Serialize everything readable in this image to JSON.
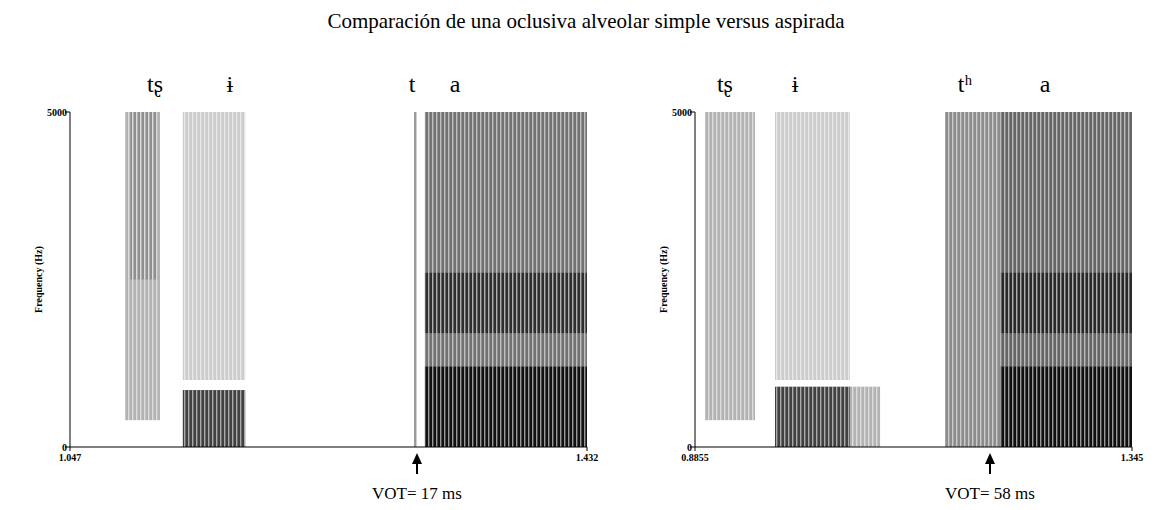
{
  "title": "Comparación de una oclusiva alveolar simple versus aspirada",
  "chart_data": [
    {
      "type": "spectrogram",
      "y_label": "Frequency (Hz)",
      "xlim": [
        1.047,
        1.432
      ],
      "xticks": [
        1.047,
        1.432
      ],
      "ylim": [
        0,
        5000
      ],
      "yticks": [
        0,
        5000
      ],
      "segments": [
        {
          "label": "tʂ",
          "x": 1.1103
        },
        {
          "label": "ɨ",
          "x": 1.1661
        },
        {
          "label": "t",
          "x": 1.3017
        },
        {
          "label": "a",
          "x": 1.3337
        }
      ],
      "regions": [
        {
          "t0": 1.088,
          "t1": 1.114,
          "f0": 400,
          "f1": 5000,
          "intensity": 0.3
        },
        {
          "t0": 1.092,
          "t1": 1.112,
          "f0": 2500,
          "f1": 5000,
          "intensity": 0.2
        },
        {
          "t0": 1.131,
          "t1": 1.1775,
          "f0": 1000,
          "f1": 5000,
          "intensity": 0.2
        },
        {
          "t0": 1.131,
          "t1": 1.1775,
          "f0": 0,
          "f1": 850,
          "intensity": 0.75
        },
        {
          "t0": 1.3032,
          "t1": 1.3054,
          "f0": 0,
          "f1": 5000,
          "intensity": 0.4
        },
        {
          "t0": 1.3113,
          "t1": 1.432,
          "f0": 0,
          "f1": 5000,
          "intensity": 0.55
        },
        {
          "t0": 1.3113,
          "t1": 1.432,
          "f0": 0,
          "f1": 1200,
          "intensity": 0.85
        },
        {
          "t0": 1.3113,
          "t1": 1.432,
          "f0": 1700,
          "f1": 2600,
          "intensity": 0.6
        }
      ],
      "annotation": {
        "text": "VOT= 17 ms",
        "x": 1.3054
      }
    },
    {
      "type": "spectrogram",
      "y_label": "Frequency (Hz)",
      "xlim": [
        0.8855,
        1.345
      ],
      "xticks": [
        0.8855,
        1.345
      ],
      "ylim": [
        0,
        5000
      ],
      "yticks": [
        0,
        5000
      ],
      "segments": [
        {
          "label": "tʂ",
          "x": 0.917
        },
        {
          "label": "ɨ",
          "x": 0.9907
        },
        {
          "label": "tʰ",
          "x": 1.1694
        },
        {
          "label": "a",
          "x": 1.2535
        }
      ],
      "regions": [
        {
          "t0": 0.896,
          "t1": 0.9486,
          "f0": 400,
          "f1": 5000,
          "intensity": 0.3
        },
        {
          "t0": 0.9696,
          "t1": 1.0485,
          "f0": 1000,
          "f1": 5000,
          "intensity": 0.2
        },
        {
          "t0": 0.9696,
          "t1": 1.0485,
          "f0": 0,
          "f1": 900,
          "intensity": 0.75
        },
        {
          "t0": 1.0485,
          "t1": 1.0801,
          "f0": 0,
          "f1": 900,
          "intensity": 0.3
        },
        {
          "t0": 1.1484,
          "t1": 1.2062,
          "f0": 0,
          "f1": 5000,
          "intensity": 0.45
        },
        {
          "t0": 1.2062,
          "t1": 1.345,
          "f0": 0,
          "f1": 5000,
          "intensity": 0.6
        },
        {
          "t0": 1.2062,
          "t1": 1.345,
          "f0": 0,
          "f1": 1200,
          "intensity": 0.85
        },
        {
          "t0": 1.2062,
          "t1": 1.345,
          "f0": 1700,
          "f1": 2600,
          "intensity": 0.6
        }
      ],
      "annotation": {
        "text": "VOT= 58 ms",
        "x": 1.1957
      }
    }
  ]
}
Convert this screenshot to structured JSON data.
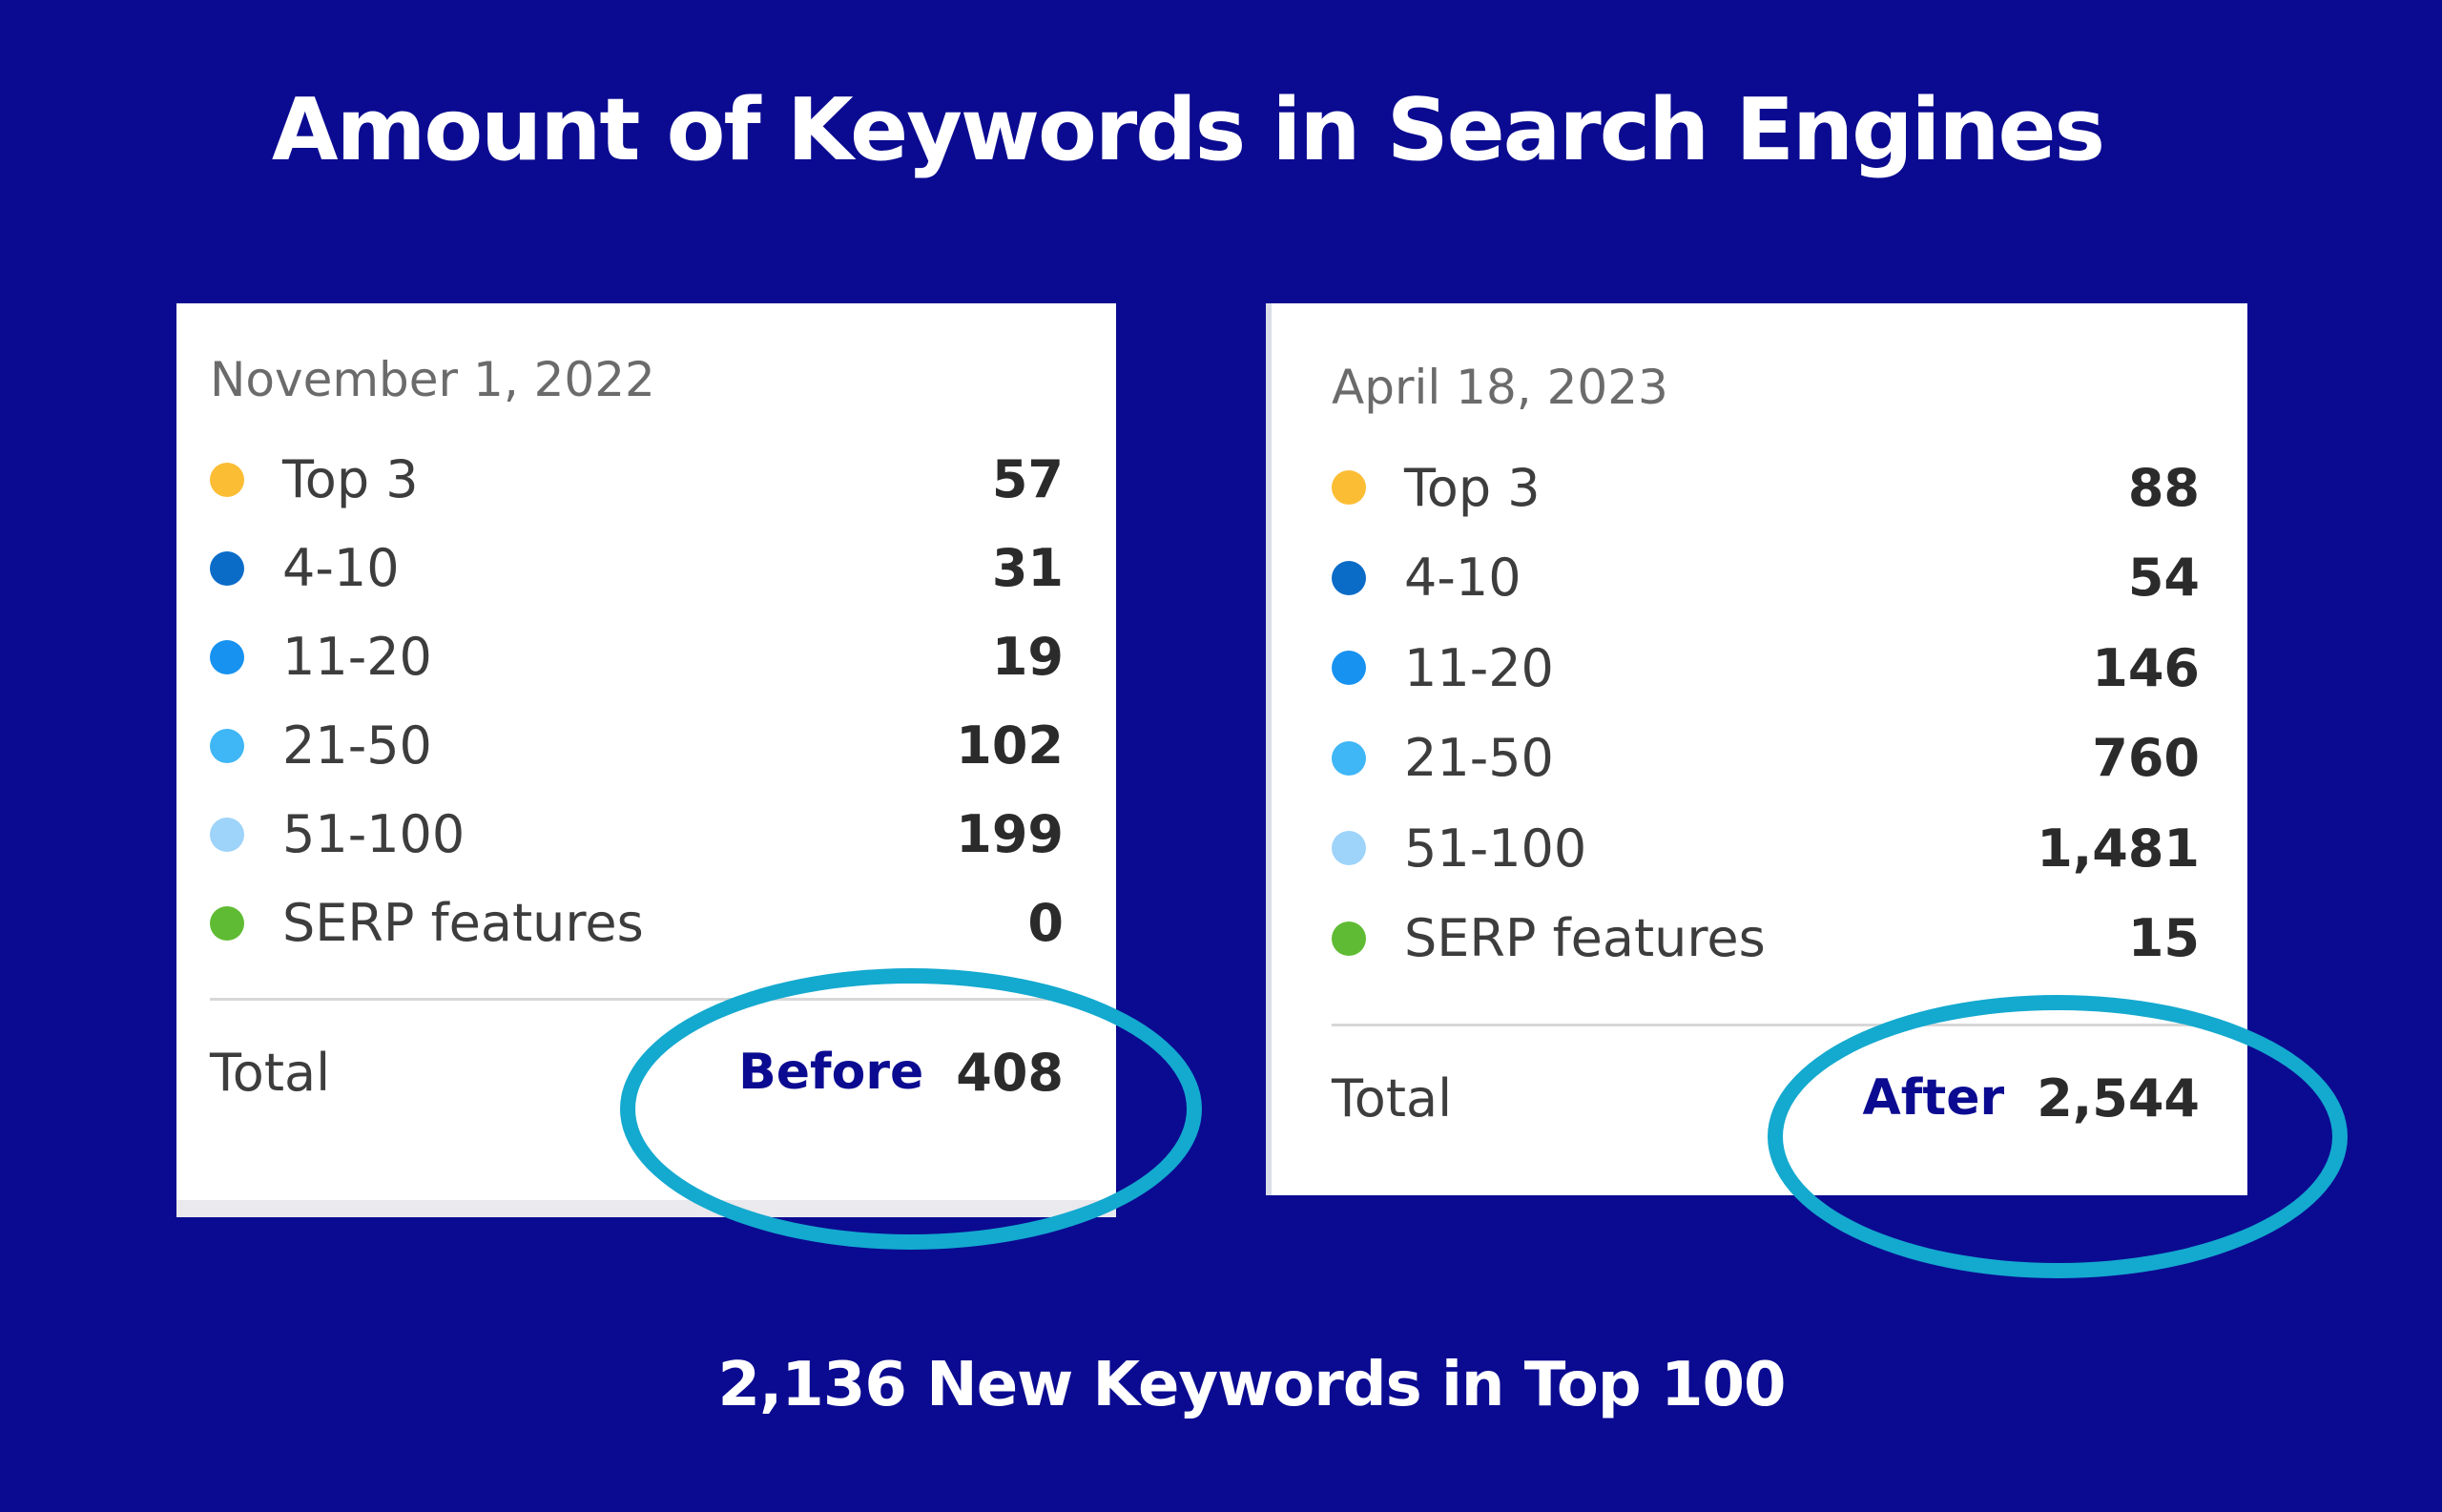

::::

WHAT IS EXPECTED
From the records above, pull out each line that has "this".

EXERCISE RESPONSE
Serialize everything readable in this image to JSON.
Convert this screenshot to structured JSON data.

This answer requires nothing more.